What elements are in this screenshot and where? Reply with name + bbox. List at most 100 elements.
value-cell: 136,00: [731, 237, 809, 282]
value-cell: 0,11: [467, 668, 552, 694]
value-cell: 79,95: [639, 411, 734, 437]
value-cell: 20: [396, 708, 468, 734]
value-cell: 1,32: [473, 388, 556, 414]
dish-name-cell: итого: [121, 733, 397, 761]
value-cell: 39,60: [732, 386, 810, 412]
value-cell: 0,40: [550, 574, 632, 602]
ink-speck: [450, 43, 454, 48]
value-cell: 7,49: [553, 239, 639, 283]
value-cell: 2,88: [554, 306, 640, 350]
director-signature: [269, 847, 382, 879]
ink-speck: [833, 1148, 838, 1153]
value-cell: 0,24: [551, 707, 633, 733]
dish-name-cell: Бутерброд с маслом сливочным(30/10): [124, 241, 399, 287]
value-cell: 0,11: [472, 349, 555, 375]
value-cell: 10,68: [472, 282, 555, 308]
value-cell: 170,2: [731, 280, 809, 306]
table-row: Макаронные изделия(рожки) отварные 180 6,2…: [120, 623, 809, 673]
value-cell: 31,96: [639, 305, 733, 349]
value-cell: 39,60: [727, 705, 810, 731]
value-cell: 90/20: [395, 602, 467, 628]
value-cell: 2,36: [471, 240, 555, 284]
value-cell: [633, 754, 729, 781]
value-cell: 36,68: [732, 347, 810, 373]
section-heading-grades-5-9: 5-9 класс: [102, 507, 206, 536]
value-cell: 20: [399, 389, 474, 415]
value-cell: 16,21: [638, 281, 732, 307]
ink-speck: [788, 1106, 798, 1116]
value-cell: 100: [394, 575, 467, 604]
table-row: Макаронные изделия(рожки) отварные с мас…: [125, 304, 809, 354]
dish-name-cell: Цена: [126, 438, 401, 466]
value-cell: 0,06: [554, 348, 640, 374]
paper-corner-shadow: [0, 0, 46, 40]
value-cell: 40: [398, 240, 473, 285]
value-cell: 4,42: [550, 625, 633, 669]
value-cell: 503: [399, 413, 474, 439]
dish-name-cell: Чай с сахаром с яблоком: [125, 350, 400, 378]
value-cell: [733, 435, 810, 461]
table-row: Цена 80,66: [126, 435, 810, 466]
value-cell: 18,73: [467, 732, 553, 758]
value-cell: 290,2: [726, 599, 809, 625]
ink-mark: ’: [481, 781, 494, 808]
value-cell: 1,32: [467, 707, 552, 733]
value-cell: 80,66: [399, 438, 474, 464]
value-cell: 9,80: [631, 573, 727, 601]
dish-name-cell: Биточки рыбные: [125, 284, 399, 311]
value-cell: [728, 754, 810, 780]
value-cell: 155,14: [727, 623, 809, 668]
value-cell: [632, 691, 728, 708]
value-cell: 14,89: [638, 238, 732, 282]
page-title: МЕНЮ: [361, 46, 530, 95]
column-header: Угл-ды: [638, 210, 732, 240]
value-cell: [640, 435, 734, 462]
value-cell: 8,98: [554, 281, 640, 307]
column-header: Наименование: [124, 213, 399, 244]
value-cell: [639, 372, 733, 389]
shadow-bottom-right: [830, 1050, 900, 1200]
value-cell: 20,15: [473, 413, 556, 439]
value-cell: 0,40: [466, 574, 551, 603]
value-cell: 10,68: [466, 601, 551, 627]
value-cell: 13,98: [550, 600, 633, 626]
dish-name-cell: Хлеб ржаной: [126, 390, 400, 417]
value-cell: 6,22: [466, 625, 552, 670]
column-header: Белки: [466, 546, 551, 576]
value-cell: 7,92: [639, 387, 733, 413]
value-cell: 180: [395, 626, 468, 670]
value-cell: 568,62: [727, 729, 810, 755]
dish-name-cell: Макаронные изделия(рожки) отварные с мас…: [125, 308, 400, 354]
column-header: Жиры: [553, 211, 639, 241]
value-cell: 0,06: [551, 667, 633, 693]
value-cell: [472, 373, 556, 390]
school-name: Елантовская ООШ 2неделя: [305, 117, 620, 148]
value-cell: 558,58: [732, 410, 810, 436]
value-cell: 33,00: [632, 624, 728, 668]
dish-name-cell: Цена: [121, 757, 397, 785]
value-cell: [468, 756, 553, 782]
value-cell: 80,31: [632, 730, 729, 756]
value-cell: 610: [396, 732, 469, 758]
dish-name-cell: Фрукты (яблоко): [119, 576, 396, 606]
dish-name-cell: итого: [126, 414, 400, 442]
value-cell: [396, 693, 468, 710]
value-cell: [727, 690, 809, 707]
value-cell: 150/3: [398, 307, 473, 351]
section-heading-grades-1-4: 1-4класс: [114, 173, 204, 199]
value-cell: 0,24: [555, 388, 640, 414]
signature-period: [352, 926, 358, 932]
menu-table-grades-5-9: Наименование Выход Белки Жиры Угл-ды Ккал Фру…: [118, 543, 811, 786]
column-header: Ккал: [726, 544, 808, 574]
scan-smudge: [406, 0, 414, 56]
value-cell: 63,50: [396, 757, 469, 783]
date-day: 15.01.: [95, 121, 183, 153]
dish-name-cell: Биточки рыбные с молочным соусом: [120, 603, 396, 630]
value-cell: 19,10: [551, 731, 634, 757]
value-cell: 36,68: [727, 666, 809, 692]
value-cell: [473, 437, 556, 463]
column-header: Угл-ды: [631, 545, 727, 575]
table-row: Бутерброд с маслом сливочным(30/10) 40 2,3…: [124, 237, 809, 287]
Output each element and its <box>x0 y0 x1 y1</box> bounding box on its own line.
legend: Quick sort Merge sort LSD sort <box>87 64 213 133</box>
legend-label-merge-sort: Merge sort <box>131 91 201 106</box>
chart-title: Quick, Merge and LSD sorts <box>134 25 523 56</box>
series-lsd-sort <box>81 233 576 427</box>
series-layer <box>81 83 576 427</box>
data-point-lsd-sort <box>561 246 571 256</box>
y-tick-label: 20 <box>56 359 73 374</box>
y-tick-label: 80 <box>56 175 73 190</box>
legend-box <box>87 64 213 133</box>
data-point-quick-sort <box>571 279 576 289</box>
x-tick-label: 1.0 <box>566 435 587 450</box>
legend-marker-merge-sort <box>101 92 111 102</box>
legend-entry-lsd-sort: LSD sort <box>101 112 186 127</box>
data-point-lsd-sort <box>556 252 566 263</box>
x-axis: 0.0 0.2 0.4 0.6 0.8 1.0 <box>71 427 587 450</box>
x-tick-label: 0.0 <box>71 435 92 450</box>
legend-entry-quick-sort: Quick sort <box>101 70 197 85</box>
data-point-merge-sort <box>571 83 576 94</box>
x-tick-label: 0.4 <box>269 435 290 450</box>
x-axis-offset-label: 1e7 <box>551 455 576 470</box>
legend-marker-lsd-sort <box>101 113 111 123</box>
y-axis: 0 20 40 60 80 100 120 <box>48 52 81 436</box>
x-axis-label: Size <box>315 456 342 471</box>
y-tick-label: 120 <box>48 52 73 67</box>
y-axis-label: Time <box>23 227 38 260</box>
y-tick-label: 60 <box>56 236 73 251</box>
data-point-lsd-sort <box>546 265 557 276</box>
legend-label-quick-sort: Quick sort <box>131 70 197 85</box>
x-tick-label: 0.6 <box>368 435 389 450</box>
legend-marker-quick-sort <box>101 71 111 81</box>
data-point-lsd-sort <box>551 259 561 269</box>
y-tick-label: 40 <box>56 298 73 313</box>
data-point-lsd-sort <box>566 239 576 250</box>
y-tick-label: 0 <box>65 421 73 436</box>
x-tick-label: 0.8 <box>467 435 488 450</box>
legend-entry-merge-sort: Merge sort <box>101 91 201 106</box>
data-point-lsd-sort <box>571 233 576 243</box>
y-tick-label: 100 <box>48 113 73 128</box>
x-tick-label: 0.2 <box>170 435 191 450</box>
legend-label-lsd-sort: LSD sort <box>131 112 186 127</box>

### [Job]
Copy out the records exactly, from their first line through the line containing "value-cell: 39,60: [732, 386, 810, 412]", with both of those lines included.

### [Exercise result]
What elements are in this screenshot and where? Reply with name + bbox. List at most 100 elements.
value-cell: 136,00: [731, 237, 809, 282]
value-cell: 0,11: [467, 668, 552, 694]
value-cell: 79,95: [639, 411, 734, 437]
value-cell: 20: [396, 708, 468, 734]
value-cell: 1,32: [473, 388, 556, 414]
dish-name-cell: итого: [121, 733, 397, 761]
value-cell: 39,60: [732, 386, 810, 412]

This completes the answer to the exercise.